Copy every line of the data that includes the string "Check".

========================================

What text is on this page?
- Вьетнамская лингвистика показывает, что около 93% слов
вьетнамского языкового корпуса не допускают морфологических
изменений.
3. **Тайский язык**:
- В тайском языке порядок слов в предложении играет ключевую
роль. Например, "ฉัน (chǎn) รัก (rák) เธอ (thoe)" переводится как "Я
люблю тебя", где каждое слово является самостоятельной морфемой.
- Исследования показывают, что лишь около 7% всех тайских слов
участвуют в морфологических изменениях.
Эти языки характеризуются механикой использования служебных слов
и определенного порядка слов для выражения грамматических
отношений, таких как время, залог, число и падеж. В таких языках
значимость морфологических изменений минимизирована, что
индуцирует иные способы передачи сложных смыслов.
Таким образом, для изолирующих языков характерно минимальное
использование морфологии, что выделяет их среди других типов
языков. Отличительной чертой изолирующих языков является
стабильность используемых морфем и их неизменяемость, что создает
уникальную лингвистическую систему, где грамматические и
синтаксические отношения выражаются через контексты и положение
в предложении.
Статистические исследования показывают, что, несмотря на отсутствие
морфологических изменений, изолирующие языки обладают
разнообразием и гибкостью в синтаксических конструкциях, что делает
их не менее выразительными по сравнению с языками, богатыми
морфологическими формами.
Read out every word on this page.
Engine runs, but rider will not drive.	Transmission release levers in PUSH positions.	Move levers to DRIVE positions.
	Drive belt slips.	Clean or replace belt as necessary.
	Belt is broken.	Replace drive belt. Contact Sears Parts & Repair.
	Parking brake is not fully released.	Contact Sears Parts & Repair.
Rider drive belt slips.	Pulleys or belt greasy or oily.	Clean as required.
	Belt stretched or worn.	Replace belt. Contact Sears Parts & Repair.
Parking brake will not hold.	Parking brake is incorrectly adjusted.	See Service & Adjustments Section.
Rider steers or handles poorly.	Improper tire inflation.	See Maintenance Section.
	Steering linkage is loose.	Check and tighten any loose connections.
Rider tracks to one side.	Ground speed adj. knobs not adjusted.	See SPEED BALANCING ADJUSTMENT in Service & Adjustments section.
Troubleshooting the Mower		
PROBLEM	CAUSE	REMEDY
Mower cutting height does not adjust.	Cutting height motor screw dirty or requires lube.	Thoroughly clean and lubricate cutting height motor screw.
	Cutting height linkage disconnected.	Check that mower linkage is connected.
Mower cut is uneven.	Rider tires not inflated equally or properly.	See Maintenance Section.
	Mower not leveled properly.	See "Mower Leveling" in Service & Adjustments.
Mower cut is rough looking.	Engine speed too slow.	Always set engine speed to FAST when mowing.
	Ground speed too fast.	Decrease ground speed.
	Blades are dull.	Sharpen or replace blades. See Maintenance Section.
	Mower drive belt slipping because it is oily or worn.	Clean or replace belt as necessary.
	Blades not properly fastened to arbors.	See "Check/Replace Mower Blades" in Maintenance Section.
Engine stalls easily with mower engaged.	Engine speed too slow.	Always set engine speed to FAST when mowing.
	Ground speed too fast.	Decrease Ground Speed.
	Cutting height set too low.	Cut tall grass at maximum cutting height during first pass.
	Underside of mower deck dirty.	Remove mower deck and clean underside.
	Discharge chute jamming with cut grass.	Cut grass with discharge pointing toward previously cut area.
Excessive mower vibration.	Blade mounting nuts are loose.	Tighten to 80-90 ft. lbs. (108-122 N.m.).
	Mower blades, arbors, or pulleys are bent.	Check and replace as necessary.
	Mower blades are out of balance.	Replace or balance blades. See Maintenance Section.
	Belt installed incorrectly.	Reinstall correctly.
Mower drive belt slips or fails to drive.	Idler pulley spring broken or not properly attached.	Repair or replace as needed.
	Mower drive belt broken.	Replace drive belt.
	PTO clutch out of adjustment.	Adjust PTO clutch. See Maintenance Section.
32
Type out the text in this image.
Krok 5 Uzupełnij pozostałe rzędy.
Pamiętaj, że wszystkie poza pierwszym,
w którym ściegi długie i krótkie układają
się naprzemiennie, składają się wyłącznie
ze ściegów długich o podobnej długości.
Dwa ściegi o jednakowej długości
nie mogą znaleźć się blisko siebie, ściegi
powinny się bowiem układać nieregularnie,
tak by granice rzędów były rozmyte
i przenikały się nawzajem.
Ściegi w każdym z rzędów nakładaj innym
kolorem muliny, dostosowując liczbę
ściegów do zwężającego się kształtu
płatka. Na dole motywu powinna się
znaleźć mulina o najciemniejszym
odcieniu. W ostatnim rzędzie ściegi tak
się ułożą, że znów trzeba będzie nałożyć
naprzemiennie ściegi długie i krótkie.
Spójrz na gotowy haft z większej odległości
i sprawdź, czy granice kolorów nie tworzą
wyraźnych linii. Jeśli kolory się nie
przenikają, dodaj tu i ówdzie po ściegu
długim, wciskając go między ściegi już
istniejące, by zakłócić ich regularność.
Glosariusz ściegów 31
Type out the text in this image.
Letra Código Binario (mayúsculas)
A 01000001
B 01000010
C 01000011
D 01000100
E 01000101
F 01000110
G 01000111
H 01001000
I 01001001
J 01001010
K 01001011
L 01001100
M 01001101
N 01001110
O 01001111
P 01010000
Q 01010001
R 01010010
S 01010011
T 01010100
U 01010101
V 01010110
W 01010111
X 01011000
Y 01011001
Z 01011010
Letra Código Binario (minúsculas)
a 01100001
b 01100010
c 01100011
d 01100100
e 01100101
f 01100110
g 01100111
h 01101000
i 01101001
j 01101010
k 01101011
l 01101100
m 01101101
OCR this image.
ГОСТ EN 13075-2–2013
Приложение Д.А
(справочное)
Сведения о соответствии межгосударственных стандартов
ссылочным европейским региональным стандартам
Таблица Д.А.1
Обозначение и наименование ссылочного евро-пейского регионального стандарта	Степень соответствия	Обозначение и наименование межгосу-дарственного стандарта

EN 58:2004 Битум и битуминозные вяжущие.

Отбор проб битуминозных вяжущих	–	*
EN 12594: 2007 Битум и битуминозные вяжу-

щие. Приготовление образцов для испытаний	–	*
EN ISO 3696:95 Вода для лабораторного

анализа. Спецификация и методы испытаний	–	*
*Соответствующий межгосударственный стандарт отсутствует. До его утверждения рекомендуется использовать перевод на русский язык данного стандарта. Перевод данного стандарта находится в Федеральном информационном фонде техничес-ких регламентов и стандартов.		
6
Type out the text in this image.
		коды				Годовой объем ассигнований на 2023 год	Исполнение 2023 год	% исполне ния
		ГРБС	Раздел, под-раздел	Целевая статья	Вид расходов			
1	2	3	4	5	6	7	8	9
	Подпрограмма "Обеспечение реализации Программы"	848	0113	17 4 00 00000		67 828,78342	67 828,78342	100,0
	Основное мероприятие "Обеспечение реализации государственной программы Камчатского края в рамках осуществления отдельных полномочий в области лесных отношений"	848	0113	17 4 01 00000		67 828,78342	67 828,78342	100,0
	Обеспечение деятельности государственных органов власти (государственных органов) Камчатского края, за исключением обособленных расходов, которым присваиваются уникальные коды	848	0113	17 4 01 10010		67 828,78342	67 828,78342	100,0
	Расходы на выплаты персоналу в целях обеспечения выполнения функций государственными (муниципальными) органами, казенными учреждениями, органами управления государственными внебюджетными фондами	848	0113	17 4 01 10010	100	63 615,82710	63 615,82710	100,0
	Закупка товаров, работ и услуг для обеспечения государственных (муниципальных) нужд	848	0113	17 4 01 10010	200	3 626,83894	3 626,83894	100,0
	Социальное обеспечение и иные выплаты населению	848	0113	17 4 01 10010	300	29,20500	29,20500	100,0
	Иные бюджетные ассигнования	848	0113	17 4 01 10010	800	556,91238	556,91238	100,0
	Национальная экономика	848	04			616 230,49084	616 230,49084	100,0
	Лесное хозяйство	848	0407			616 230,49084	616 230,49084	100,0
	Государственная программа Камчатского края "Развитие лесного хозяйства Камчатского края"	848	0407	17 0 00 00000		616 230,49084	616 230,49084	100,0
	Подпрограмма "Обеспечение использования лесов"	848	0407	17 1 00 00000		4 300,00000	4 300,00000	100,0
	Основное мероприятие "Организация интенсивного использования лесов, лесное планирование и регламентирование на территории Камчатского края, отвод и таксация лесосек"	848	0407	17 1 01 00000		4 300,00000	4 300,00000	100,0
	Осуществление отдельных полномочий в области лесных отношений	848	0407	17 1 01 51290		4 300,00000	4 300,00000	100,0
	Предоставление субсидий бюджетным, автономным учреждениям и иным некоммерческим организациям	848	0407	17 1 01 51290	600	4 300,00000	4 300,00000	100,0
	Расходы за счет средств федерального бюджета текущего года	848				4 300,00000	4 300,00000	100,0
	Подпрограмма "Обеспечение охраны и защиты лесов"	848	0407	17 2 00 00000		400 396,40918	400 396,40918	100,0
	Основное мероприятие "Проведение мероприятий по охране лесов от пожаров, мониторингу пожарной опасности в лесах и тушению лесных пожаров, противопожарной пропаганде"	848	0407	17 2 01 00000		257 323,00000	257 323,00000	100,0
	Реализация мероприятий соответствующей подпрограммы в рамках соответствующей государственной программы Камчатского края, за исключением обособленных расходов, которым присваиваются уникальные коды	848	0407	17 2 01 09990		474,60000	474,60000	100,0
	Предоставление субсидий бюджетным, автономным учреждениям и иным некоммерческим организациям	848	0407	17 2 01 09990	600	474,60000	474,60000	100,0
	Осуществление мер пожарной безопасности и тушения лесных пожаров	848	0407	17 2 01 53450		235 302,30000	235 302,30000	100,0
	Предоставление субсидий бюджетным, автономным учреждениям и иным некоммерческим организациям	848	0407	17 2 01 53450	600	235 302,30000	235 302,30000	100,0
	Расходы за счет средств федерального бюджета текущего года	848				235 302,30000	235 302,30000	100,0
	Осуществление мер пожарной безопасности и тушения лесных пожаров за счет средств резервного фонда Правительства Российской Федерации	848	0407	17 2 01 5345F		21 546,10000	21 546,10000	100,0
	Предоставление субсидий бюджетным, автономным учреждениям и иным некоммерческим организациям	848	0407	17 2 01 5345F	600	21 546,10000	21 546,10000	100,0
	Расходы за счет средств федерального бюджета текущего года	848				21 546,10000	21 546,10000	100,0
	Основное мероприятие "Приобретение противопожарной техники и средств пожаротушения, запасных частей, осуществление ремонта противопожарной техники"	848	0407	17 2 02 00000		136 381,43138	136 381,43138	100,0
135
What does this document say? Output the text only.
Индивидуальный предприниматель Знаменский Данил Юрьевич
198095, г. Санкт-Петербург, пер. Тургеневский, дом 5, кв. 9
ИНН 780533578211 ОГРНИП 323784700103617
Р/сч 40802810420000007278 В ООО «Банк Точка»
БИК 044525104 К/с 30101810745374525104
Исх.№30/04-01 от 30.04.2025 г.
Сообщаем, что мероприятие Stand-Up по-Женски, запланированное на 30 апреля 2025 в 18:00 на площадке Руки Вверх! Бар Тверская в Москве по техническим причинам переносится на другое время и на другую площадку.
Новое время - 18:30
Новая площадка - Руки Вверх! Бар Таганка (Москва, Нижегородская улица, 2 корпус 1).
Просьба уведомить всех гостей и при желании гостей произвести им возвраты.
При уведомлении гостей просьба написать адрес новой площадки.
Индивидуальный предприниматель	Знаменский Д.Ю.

========================================

= Solution for this task =
	Steering linkage is loose.	Check and tighten any loose connections.
	Cutting height linkage disconnected.	Check that mower linkage is connected.
	Blades not properly fastened to arbors.	See "Check/Replace Mower Blades" in Maintenance Section.
	Mower blades, arbors, or pulleys are bent.	Check and replace as necessary.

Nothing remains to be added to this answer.